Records
>> start

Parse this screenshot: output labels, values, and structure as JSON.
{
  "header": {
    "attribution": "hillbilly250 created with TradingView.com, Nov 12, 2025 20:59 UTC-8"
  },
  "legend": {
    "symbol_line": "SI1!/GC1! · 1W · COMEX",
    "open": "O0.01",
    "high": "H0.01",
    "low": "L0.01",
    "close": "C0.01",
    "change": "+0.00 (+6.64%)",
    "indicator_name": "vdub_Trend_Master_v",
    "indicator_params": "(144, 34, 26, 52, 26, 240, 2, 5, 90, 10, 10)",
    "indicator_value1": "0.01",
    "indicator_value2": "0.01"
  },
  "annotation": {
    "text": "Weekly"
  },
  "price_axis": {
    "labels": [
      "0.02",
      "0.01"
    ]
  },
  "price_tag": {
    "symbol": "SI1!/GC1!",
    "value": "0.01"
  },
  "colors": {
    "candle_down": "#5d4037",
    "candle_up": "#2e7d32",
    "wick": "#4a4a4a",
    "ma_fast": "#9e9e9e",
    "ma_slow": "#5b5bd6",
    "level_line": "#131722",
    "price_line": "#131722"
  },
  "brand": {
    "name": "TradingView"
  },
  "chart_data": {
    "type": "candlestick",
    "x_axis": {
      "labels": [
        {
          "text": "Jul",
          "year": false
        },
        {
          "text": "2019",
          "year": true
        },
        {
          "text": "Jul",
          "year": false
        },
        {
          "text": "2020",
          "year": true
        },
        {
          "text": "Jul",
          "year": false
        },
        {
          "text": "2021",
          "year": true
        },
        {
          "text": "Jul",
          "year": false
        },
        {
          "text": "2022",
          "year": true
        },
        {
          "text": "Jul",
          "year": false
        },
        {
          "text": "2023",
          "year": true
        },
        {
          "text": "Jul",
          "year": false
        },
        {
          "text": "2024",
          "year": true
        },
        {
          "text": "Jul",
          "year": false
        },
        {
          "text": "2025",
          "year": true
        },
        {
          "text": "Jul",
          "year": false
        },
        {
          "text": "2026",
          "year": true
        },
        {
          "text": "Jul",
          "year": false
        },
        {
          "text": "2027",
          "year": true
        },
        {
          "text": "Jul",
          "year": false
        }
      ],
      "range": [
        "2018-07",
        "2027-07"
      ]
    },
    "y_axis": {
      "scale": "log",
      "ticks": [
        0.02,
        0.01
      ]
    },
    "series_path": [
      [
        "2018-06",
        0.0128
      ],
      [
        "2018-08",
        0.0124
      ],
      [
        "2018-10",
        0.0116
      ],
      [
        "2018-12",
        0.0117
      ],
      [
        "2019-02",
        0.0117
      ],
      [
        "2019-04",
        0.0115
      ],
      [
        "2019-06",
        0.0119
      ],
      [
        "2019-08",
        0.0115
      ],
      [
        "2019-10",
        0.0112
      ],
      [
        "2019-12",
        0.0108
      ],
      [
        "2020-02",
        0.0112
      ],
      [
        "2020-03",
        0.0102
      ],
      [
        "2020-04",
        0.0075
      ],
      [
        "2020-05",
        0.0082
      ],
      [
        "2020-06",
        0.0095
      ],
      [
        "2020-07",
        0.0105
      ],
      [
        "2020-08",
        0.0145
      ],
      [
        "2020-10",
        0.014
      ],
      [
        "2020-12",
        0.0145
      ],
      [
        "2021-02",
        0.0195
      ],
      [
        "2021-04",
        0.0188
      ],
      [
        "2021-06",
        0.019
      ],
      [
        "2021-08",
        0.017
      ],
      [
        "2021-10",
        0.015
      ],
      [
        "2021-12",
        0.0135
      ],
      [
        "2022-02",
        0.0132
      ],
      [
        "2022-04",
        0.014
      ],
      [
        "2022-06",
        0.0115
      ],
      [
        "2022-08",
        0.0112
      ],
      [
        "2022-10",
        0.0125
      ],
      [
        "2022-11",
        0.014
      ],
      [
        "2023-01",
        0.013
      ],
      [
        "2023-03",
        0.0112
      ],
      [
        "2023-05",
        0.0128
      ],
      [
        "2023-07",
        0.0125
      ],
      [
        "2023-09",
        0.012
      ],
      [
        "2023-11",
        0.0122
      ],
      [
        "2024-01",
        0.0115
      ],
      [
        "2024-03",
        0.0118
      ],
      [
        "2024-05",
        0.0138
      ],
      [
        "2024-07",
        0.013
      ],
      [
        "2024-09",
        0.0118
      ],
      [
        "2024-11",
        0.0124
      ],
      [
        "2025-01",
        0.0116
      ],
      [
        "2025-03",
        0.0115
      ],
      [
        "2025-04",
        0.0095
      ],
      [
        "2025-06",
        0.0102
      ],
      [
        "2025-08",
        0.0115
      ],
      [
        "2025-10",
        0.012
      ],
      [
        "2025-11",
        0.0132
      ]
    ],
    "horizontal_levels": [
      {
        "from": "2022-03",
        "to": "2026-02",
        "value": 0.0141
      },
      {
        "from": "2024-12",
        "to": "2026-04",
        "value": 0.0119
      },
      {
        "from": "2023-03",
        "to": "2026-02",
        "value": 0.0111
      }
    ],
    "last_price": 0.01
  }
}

>> end

* Task requirements
Repeat the material above in full, keeping every word.

* Solution to the exercise
Parse this screenshot: output labels, values, and structure as JSON.
{
  "header": {
    "attribution": "hillbilly250 created with TradingView.com, Nov 12, 2025 20:59 UTC-8"
  },
  "legend": {
    "symbol_line": "SI1!/GC1! · 1W · COMEX",
    "open": "O0.01",
    "high": "H0.01",
    "low": "L0.01",
    "close": "C0.01",
    "change": "+0.00 (+6.64%)",
    "indicator_name": "vdub_Trend_Master_v",
    "indicator_params": "(144, 34, 26, 52, 26, 240, 2, 5, 90, 10, 10)",
    "indicator_value1": "0.01",
    "indicator_value2": "0.01"
  },
  "annotation": {
    "text": "Weekly"
  },
  "price_axis": {
    "labels": [
      "0.02",
      "0.01"
    ]
  },
  "price_tag": {
    "symbol": "SI1!/GC1!",
    "value": "0.01"
  },
  "colors": {
    "candle_down": "#5d4037",
    "candle_up": "#2e7d32",
    "wick": "#4a4a4a",
    "ma_fast": "#9e9e9e",
    "ma_slow": "#5b5bd6",
    "level_line": "#131722",
    "price_line": "#131722"
  },
  "brand": {
    "name": "TradingView"
  },
  "chart_data": {
    "type": "candlestick",
    "x_axis": {
      "labels": [
        {
          "text": "Jul",
          "year": false
        },
        {
          "text": "2019",
          "year": true
        },
        {
          "text": "Jul",
          "year": false
        },
        {
          "text": "2020",
          "year": true
        },
        {
          "text": "Jul",
          "year": false
        },
        {
          "text": "2021",
          "year": true
        },
        {
          "text": "Jul",
          "year": false
        },
        {
          "text": "2022",
          "year": true
        },
        {
          "text": "Jul",
          "year": false
        },
        {
          "text": "2023",
          "year": true
        },
        {
          "text": "Jul",
          "year": false
        },
        {
          "text": "2024",
          "year": true
        },
        {
          "text": "Jul",
          "year": false
        },
        {
          "text": "2025",
          "year": true
        },
        {
          "text": "Jul",
          "year": false
        },
        {
          "text": "2026",
          "year": true
        },
        {
          "text": "Jul",
          "year": false
        },
        {
          "text": "2027",
          "year": true
        },
        {
          "text": "Jul",
          "year": false
        }
      ],
      "range": [
        "2018-07",
        "2027-07"
      ]
    },
    "y_axis": {
      "scale": "log",
      "ticks": [
        0.02,
        0.01
      ]
    },
    "series_path": [
      [
        "2018-06",
        0.0128
      ],
      [
        "2018-08",
        0.0124
      ],
      [
        "2018-10",
        0.0116
      ],
      [
        "2018-12",
        0.0117
      ],
      [
        "2019-02",
        0.0117
      ],
      [
        "2019-04",
        0.0115
      ],
      [
        "2019-06",
        0.0119
      ],
      [
        "2019-08",
        0.0115
      ],
      [
        "2019-10",
        0.0112
      ],
      [
        "2019-12",
        0.0108
      ],
      [
        "2020-02",
        0.0112
      ],
      [
        "2020-03",
        0.0102
      ],
      [
        "2020-04",
        0.0075
      ],
      [
        "2020-05",
        0.0082
      ],
      [
        "2020-06",
        0.0095
      ],
      [
        "2020-07",
        0.0105
      ],
      [
        "2020-08",
        0.0145
      ],
      [
        "2020-10",
        0.014
      ],
      [
        "2020-12",
        0.0145
      ],
      [
        "2021-02",
        0.0195
      ],
      [
        "2021-04",
        0.0188
      ],
      [
        "2021-06",
        0.019
      ],
      [
        "2021-08",
        0.017
      ],
      [
        "2021-10",
        0.015
      ],
      [
        "2021-12",
        0.0135
      ],
      [
        "2022-02",
        0.0132
      ],
      [
        "2022-04",
        0.014
      ],
      [
        "2022-06",
        0.0115
      ],
      [
        "2022-08",
        0.0112
      ],
      [
        "2022-10",
        0.0125
      ],
      [
        "2022-11",
        0.014
      ],
      [
        "2023-01",
        0.013
      ],
      [
        "2023-03",
        0.0112
      ],
      [
        "2023-05",
        0.0128
      ],
      [
        "2023-07",
        0.0125
      ],
      [
        "2023-09",
        0.012
      ],
      [
        "2023-11",
        0.0122
      ],
      [
        "2024-01",
        0.0115
      ],
      [
        "2024-03",
        0.0118
      ],
      [
        "2024-05",
        0.0138
      ],
      [
        "2024-07",
        0.013
      ],
      [
        "2024-09",
        0.0118
      ],
      [
        "2024-11",
        0.0124
      ],
      [
        "2025-01",
        0.0116
      ],
      [
        "2025-03",
        0.0115
      ],
      [
        "2025-04",
        0.0095
      ],
      [
        "2025-06",
        0.0102
      ],
      [
        "2025-08",
        0.0115
      ],
      [
        "2025-10",
        0.012
      ],
      [
        "2025-11",
        0.0132
      ]
    ],
    "horizontal_levels": [
      {
        "from": "2022-03",
        "to": "2026-02",
        "value": 0.0141
      },
      {
        "from": "2024-12",
        "to": "2026-04",
        "value": 0.0119
      },
      {
        "from": "2023-03",
        "to": "2026-02",
        "value": 0.0111
      }
    ],
    "last_price": 0.01
  }
}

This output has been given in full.